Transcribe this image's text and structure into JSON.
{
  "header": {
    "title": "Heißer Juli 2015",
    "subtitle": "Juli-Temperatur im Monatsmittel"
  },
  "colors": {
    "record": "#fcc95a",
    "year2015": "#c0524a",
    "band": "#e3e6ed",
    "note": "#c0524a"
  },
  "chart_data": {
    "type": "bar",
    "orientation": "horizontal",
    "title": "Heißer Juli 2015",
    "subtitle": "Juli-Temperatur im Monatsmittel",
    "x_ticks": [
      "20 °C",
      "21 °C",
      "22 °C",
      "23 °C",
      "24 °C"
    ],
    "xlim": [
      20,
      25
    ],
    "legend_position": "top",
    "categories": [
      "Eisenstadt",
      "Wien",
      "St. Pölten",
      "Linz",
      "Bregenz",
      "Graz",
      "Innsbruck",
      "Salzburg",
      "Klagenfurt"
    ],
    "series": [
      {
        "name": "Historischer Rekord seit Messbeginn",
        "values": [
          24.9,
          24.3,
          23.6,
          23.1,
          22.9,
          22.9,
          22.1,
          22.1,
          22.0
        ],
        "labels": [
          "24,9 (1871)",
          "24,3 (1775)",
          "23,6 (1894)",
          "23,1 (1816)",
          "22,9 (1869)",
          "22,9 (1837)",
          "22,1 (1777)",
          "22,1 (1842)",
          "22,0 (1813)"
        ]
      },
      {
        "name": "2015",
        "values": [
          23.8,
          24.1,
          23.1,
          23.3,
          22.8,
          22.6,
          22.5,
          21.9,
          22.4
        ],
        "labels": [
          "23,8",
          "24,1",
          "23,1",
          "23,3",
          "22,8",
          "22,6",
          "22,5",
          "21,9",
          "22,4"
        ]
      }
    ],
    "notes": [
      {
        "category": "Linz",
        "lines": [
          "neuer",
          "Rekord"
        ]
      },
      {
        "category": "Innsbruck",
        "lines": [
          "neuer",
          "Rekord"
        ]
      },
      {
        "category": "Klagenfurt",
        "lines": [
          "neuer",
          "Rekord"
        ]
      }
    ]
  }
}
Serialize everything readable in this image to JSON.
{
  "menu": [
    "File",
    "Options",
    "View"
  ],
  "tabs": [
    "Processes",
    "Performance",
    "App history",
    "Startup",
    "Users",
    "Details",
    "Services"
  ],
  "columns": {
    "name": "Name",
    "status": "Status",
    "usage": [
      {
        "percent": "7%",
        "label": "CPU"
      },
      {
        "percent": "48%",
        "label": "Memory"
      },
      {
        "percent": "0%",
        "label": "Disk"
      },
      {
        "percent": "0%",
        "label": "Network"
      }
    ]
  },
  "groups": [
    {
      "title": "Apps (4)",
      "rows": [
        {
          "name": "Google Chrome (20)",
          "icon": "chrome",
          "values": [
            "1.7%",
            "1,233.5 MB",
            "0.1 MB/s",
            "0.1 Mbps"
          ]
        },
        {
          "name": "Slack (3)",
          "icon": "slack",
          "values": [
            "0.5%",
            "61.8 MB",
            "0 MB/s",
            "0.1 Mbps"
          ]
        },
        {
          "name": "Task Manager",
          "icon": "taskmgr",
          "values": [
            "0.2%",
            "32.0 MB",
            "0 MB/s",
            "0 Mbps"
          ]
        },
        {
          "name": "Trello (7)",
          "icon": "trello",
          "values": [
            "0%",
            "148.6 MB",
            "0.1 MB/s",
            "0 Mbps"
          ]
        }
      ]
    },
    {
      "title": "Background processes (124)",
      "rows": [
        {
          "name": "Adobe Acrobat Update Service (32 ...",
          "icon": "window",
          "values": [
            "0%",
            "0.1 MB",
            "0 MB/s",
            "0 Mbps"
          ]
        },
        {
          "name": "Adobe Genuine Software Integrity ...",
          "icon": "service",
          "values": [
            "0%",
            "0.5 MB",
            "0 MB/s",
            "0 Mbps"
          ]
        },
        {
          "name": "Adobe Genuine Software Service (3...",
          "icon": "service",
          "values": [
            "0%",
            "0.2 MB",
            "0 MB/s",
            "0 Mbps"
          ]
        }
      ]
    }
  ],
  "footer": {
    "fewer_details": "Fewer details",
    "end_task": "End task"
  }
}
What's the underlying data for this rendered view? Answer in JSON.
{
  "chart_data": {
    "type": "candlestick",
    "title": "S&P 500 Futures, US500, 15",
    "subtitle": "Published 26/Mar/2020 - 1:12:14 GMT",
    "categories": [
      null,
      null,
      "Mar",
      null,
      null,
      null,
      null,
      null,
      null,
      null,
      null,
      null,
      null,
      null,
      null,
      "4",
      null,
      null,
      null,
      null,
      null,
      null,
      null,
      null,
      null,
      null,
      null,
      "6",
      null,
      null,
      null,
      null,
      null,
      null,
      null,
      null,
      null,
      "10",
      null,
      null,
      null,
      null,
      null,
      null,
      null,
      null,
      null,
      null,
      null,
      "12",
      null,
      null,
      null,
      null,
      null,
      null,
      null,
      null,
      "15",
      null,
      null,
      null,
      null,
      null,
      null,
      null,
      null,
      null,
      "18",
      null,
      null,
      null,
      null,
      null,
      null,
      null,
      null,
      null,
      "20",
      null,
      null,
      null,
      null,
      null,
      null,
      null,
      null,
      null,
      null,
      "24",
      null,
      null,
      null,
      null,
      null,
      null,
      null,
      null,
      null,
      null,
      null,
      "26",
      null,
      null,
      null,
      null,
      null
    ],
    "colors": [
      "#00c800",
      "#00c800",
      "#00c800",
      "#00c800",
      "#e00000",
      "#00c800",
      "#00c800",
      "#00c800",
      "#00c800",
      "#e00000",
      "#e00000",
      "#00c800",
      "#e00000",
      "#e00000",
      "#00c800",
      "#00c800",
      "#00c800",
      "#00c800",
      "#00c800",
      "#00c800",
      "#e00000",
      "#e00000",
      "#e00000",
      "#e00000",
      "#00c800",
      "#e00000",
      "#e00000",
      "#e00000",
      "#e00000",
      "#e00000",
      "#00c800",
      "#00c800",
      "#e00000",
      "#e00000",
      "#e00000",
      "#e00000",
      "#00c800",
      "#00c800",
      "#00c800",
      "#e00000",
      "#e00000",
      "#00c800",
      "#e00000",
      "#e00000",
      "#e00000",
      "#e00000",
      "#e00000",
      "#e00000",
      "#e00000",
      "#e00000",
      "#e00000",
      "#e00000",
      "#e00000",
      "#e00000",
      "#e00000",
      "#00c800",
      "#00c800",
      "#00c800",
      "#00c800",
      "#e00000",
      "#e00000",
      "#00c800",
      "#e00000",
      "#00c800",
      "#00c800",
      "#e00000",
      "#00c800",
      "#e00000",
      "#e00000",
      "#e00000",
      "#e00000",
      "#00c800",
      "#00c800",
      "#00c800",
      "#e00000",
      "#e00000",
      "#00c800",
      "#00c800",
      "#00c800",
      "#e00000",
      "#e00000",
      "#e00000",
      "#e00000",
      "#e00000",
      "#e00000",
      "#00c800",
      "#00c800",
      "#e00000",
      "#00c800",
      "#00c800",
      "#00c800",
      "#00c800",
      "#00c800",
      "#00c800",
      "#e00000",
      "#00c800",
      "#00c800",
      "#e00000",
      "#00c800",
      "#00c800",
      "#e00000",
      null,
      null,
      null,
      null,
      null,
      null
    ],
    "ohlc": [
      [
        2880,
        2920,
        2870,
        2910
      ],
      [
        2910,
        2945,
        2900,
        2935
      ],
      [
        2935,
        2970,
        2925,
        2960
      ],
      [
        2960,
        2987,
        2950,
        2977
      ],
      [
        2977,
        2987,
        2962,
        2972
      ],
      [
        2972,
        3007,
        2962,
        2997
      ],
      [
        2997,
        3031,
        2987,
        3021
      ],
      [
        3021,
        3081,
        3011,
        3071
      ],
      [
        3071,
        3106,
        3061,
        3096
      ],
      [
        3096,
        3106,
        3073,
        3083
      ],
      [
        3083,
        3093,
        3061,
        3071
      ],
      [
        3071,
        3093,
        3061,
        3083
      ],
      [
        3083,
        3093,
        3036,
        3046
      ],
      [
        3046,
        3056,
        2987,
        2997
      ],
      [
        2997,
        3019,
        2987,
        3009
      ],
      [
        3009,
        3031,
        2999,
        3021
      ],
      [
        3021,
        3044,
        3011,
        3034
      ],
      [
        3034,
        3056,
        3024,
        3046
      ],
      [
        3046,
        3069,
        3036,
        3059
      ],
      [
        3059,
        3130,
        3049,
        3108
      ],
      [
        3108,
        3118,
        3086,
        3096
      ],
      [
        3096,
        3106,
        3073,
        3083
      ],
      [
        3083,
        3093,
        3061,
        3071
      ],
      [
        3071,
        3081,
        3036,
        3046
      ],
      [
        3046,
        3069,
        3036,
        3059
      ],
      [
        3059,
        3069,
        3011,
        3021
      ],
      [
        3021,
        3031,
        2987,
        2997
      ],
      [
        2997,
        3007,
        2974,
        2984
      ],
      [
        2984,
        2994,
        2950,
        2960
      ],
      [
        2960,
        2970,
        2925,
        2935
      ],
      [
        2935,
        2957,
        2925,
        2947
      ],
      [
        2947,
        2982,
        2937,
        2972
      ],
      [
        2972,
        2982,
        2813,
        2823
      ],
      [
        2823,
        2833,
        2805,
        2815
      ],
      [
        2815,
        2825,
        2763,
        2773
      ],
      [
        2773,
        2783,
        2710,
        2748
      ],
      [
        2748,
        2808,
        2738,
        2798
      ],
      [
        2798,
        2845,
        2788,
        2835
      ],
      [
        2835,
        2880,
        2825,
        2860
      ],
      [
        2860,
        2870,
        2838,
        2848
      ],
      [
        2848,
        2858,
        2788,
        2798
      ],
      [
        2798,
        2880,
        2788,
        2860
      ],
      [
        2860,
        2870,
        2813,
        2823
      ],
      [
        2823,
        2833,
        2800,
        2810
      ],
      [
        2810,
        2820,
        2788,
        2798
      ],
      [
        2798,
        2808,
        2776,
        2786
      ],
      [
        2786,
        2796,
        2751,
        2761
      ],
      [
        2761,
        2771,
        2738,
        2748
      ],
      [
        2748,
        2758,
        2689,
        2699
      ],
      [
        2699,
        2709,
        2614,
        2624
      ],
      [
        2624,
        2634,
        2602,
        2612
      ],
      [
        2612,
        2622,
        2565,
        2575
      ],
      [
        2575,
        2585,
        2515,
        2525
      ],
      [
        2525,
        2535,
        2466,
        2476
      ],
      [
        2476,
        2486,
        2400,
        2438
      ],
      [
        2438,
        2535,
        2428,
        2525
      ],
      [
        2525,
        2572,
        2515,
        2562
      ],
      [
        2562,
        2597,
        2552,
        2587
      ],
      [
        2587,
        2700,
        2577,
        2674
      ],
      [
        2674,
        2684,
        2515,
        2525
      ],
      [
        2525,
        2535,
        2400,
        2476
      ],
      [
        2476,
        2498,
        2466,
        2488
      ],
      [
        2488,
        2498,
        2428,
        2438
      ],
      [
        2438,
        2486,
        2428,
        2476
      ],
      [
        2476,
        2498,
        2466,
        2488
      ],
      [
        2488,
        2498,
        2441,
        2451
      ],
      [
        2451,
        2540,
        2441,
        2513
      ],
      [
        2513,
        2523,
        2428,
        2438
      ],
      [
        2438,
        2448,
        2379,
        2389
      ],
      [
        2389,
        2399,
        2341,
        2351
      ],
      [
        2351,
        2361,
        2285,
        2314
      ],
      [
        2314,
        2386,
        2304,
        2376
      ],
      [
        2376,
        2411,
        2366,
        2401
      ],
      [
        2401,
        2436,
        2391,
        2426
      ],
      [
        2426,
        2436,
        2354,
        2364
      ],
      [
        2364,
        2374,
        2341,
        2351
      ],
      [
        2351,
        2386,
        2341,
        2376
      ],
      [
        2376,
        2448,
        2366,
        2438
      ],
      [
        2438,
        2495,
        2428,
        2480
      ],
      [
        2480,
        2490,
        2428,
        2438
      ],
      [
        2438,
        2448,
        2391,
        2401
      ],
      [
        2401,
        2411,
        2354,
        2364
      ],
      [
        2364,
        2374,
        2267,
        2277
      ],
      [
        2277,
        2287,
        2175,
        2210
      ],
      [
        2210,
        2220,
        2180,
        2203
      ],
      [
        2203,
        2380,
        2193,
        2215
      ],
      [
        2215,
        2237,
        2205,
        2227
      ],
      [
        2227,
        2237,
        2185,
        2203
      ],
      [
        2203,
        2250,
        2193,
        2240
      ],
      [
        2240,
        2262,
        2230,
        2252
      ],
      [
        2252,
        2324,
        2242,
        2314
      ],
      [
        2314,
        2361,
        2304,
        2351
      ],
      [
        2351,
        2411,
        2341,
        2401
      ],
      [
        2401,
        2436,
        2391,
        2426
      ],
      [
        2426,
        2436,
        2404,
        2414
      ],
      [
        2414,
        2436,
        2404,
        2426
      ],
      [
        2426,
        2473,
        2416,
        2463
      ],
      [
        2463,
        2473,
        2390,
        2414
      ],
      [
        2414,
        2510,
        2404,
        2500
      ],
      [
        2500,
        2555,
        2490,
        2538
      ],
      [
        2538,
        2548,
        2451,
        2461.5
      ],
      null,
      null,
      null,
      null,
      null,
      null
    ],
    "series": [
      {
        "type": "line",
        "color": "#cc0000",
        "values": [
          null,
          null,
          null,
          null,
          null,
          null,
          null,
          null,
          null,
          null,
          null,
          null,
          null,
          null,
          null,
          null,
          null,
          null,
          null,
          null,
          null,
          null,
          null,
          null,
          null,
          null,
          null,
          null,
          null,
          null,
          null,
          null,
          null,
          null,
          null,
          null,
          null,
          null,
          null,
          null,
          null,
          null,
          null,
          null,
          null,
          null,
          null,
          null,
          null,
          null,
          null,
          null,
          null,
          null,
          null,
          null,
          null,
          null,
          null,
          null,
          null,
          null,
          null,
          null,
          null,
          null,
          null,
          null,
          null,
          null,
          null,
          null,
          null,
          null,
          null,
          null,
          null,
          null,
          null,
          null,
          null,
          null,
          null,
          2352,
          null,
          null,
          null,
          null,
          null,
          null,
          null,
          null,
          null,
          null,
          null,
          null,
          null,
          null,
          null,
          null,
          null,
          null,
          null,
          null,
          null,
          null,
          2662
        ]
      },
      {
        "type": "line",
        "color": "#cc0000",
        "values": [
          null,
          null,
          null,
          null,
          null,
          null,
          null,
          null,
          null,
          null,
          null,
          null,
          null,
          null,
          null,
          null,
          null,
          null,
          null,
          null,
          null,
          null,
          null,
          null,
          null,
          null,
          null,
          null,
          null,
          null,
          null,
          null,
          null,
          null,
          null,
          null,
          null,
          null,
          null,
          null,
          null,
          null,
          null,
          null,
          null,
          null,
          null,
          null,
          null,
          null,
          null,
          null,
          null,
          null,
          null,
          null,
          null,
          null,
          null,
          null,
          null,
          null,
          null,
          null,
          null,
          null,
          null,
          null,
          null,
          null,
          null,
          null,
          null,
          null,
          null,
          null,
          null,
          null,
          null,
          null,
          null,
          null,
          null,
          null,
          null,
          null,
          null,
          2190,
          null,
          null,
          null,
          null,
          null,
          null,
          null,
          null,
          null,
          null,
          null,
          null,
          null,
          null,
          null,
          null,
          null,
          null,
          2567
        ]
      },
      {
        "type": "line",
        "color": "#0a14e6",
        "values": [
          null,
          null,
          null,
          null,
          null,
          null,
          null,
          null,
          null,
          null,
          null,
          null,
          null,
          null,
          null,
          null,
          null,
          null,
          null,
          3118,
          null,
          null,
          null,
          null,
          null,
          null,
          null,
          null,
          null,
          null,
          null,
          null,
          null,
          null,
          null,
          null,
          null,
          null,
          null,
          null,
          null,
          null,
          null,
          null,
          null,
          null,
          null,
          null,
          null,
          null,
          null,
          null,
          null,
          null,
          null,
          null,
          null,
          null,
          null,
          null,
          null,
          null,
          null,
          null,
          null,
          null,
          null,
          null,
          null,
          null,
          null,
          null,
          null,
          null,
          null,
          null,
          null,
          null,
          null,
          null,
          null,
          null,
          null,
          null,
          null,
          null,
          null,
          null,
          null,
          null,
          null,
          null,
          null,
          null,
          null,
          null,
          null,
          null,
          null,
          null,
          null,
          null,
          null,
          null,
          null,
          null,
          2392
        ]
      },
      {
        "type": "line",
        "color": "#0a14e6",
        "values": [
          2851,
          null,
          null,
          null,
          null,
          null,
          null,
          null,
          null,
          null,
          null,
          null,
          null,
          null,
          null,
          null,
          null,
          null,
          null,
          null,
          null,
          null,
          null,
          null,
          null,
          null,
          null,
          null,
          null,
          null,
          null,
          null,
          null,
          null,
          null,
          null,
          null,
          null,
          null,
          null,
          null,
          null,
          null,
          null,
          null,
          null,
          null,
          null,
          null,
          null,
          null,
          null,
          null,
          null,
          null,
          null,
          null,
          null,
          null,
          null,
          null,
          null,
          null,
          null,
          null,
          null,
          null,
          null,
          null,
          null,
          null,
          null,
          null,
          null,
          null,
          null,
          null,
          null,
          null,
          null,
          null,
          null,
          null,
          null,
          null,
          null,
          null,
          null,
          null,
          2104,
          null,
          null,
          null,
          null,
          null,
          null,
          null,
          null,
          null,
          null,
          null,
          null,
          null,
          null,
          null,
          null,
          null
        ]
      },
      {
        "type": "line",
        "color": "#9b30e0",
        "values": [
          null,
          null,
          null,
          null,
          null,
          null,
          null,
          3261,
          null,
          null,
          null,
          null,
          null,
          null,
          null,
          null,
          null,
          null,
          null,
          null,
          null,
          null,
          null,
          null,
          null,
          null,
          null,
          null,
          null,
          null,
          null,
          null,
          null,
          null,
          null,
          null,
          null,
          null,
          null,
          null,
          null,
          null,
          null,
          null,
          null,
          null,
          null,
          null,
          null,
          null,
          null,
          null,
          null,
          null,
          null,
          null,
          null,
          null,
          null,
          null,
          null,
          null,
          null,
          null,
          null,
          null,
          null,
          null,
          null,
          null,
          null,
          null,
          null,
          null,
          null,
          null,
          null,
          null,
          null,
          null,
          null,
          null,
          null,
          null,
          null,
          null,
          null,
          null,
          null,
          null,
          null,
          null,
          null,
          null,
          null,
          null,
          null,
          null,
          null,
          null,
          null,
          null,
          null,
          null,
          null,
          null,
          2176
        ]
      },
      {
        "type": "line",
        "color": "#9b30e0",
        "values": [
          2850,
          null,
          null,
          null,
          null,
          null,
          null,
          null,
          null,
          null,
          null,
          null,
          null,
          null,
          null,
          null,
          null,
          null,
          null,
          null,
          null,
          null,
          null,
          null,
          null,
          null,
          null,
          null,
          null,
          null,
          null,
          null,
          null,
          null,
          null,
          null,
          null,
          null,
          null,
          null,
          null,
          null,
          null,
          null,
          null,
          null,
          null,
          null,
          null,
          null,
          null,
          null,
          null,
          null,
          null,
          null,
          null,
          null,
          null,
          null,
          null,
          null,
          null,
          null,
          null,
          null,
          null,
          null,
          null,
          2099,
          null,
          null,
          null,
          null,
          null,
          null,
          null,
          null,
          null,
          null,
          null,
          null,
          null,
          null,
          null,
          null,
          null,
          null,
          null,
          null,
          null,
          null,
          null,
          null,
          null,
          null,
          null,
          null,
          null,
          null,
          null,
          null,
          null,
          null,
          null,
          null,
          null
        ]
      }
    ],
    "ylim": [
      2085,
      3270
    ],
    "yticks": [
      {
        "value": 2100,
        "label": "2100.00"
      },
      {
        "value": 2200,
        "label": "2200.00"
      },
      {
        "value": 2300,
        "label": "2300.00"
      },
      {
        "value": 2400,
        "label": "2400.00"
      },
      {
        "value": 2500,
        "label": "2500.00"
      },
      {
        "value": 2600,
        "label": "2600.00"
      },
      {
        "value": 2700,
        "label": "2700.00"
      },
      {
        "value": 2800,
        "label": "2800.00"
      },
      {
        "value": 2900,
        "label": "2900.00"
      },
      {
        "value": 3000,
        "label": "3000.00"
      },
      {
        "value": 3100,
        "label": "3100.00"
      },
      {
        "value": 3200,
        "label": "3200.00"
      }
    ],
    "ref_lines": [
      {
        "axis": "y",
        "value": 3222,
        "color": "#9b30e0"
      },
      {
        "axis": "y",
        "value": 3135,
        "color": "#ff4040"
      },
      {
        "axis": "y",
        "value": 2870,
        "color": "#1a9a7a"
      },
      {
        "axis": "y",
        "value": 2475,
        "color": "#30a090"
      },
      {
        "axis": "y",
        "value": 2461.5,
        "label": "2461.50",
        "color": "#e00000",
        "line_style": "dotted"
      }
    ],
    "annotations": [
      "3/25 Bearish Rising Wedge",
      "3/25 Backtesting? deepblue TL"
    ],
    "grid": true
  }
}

• Your objective
Return every line of the preceding records in which the word "icon" appears.

• Response to the task
          "icon": "chrome",
          "icon": "slack",
          "icon": "taskmgr",
          "icon": "trello",
          "icon": "window",
          "icon": "service",
          "icon": "service",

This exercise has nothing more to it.